*EXERCISE GOAL:* Your task is to print every entry below exactly as given.

A block of data
——————————

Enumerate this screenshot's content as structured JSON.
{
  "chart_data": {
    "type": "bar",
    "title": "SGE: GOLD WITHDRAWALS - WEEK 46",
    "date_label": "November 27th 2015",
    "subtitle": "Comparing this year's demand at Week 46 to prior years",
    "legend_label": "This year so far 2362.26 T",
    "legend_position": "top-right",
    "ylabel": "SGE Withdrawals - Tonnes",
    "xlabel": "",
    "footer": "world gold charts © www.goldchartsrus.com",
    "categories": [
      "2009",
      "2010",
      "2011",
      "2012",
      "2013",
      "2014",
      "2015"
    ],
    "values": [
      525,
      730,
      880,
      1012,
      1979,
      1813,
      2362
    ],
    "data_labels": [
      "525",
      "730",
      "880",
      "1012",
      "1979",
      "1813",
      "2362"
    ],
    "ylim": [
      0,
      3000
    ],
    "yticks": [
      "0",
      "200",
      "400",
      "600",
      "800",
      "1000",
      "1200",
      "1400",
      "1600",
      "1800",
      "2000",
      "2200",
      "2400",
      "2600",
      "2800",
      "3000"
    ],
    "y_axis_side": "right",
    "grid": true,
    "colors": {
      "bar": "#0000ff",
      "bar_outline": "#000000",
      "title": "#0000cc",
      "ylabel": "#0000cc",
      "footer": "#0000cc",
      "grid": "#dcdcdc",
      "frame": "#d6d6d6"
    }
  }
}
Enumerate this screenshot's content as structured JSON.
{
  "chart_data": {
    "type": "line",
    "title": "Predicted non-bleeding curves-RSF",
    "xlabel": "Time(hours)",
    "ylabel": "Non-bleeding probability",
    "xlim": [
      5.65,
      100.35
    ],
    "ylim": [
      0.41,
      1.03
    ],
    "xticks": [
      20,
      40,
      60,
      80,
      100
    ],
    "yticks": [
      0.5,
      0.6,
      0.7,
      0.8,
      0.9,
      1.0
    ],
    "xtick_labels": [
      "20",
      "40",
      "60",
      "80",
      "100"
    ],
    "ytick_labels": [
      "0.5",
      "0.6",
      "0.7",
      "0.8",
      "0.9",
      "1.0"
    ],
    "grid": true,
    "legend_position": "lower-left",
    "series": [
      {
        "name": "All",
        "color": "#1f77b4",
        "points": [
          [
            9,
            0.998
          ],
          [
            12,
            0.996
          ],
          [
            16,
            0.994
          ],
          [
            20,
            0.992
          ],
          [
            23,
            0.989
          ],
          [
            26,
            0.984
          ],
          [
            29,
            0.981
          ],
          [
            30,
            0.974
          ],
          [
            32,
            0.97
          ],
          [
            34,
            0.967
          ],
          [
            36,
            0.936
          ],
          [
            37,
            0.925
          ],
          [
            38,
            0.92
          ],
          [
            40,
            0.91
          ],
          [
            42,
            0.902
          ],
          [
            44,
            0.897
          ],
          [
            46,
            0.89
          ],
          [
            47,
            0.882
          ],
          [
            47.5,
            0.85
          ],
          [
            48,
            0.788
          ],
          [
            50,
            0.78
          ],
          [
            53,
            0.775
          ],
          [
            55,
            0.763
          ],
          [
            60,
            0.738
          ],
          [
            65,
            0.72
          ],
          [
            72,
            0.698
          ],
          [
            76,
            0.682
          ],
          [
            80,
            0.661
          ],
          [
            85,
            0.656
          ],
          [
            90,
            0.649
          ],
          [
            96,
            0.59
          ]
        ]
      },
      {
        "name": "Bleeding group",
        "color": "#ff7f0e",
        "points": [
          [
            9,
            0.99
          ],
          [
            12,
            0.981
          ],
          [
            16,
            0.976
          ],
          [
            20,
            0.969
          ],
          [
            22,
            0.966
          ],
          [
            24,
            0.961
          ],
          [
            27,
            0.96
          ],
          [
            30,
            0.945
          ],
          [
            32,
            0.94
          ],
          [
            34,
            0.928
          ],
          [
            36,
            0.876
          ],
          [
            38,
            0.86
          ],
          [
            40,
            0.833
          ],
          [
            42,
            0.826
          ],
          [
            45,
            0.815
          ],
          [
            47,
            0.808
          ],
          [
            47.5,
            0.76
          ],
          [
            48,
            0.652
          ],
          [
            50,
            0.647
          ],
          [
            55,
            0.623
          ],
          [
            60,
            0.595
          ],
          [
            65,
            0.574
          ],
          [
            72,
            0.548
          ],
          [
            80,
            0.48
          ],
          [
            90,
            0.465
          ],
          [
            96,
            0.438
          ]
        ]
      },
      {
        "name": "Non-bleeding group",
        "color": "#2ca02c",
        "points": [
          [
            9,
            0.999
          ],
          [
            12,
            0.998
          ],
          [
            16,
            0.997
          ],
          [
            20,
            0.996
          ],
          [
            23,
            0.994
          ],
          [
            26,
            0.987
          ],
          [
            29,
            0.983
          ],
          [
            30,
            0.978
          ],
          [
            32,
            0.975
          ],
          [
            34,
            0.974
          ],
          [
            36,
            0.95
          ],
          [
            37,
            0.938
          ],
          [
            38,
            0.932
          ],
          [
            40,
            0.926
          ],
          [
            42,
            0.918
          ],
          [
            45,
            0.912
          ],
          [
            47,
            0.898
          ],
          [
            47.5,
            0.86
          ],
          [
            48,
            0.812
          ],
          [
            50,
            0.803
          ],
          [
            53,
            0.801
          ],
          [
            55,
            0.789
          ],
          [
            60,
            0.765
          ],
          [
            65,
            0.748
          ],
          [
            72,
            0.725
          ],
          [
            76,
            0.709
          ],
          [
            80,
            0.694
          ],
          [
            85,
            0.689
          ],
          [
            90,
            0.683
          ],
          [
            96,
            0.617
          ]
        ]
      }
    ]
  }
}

——————————

*TASK ANSWER:*
Enumerate this screenshot's content as structured JSON.
{
  "chart_data": {
    "type": "bar",
    "title": "SGE: GOLD WITHDRAWALS - WEEK 46",
    "date_label": "November 27th 2015",
    "subtitle": "Comparing this year's demand at Week 46 to prior years",
    "legend_label": "This year so far 2362.26 T",
    "legend_position": "top-right",
    "ylabel": "SGE Withdrawals - Tonnes",
    "xlabel": "",
    "footer": "world gold charts © www.goldchartsrus.com",
    "categories": [
      "2009",
      "2010",
      "2011",
      "2012",
      "2013",
      "2014",
      "2015"
    ],
    "values": [
      525,
      730,
      880,
      1012,
      1979,
      1813,
      2362
    ],
    "data_labels": [
      "525",
      "730",
      "880",
      "1012",
      "1979",
      "1813",
      "2362"
    ],
    "ylim": [
      0,
      3000
    ],
    "yticks": [
      "0",
      "200",
      "400",
      "600",
      "800",
      "1000",
      "1200",
      "1400",
      "1600",
      "1800",
      "2000",
      "2200",
      "2400",
      "2600",
      "2800",
      "3000"
    ],
    "y_axis_side": "right",
    "grid": true,
    "colors": {
      "bar": "#0000ff",
      "bar_outline": "#000000",
      "title": "#0000cc",
      "ylabel": "#0000cc",
      "footer": "#0000cc",
      "grid": "#dcdcdc",
      "frame": "#d6d6d6"
    }
  }
}
Enumerate this screenshot's content as structured JSON.
{
  "chart_data": {
    "type": "line",
    "title": "Predicted non-bleeding curves-RSF",
    "xlabel": "Time(hours)",
    "ylabel": "Non-bleeding probability",
    "xlim": [
      5.65,
      100.35
    ],
    "ylim": [
      0.41,
      1.03
    ],
    "xticks": [
      20,
      40,
      60,
      80,
      100
    ],
    "yticks": [
      0.5,
      0.6,
      0.7,
      0.8,
      0.9,
      1.0
    ],
    "xtick_labels": [
      "20",
      "40",
      "60",
      "80",
      "100"
    ],
    "ytick_labels": [
      "0.5",
      "0.6",
      "0.7",
      "0.8",
      "0.9",
      "1.0"
    ],
    "grid": true,
    "legend_position": "lower-left",
    "series": [
      {
        "name": "All",
        "color": "#1f77b4",
        "points": [
          [
            9,
            0.998
          ],
          [
            12,
            0.996
          ],
          [
            16,
            0.994
          ],
          [
            20,
            0.992
          ],
          [
            23,
            0.989
          ],
          [
            26,
            0.984
          ],
          [
            29,
            0.981
          ],
          [
            30,
            0.974
          ],
          [
            32,
            0.97
          ],
          [
            34,
            0.967
          ],
          [
            36,
            0.936
          ],
          [
            37,
            0.925
          ],
          [
            38,
            0.92
          ],
          [
            40,
            0.91
          ],
          [
            42,
            0.902
          ],
          [
            44,
            0.897
          ],
          [
            46,
            0.89
          ],
          [
            47,
            0.882
          ],
          [
            47.5,
            0.85
          ],
          [
            48,
            0.788
          ],
          [
            50,
            0.78
          ],
          [
            53,
            0.775
          ],
          [
            55,
            0.763
          ],
          [
            60,
            0.738
          ],
          [
            65,
            0.72
          ],
          [
            72,
            0.698
          ],
          [
            76,
            0.682
          ],
          [
            80,
            0.661
          ],
          [
            85,
            0.656
          ],
          [
            90,
            0.649
          ],
          [
            96,
            0.59
          ]
        ]
      },
      {
        "name": "Bleeding group",
        "color": "#ff7f0e",
        "points": [
          [
            9,
            0.99
          ],
          [
            12,
            0.981
          ],
          [
            16,
            0.976
          ],
          [
            20,
            0.969
          ],
          [
            22,
            0.966
          ],
          [
            24,
            0.961
          ],
          [
            27,
            0.96
          ],
          [
            30,
            0.945
          ],
          [
            32,
            0.94
          ],
          [
            34,
            0.928
          ],
          [
            36,
            0.876
          ],
          [
            38,
            0.86
          ],
          [
            40,
            0.833
          ],
          [
            42,
            0.826
          ],
          [
            45,
            0.815
          ],
          [
            47,
            0.808
          ],
          [
            47.5,
            0.76
          ],
          [
            48,
            0.652
          ],
          [
            50,
            0.647
          ],
          [
            55,
            0.623
          ],
          [
            60,
            0.595
          ],
          [
            65,
            0.574
          ],
          [
            72,
            0.548
          ],
          [
            80,
            0.48
          ],
          [
            90,
            0.465
          ],
          [
            96,
            0.438
          ]
        ]
      },
      {
        "name": "Non-bleeding group",
        "color": "#2ca02c",
        "points": [
          [
            9,
            0.999
          ],
          [
            12,
            0.998
          ],
          [
            16,
            0.997
          ],
          [
            20,
            0.996
          ],
          [
            23,
            0.994
          ],
          [
            26,
            0.987
          ],
          [
            29,
            0.983
          ],
          [
            30,
            0.978
          ],
          [
            32,
            0.975
          ],
          [
            34,
            0.974
          ],
          [
            36,
            0.95
          ],
          [
            37,
            0.938
          ],
          [
            38,
            0.932
          ],
          [
            40,
            0.926
          ],
          [
            42,
            0.918
          ],
          [
            45,
            0.912
          ],
          [
            47,
            0.898
          ],
          [
            47.5,
            0.86
          ],
          [
            48,
            0.812
          ],
          [
            50,
            0.803
          ],
          [
            53,
            0.801
          ],
          [
            55,
            0.789
          ],
          [
            60,
            0.765
          ],
          [
            65,
            0.748
          ],
          [
            72,
            0.725
          ],
          [
            76,
            0.709
          ],
          [
            80,
            0.694
          ],
          [
            85,
            0.689
          ],
          [
            90,
            0.683
          ],
          [
            96,
            0.617
          ]
        ]
      }
    ]
  }
}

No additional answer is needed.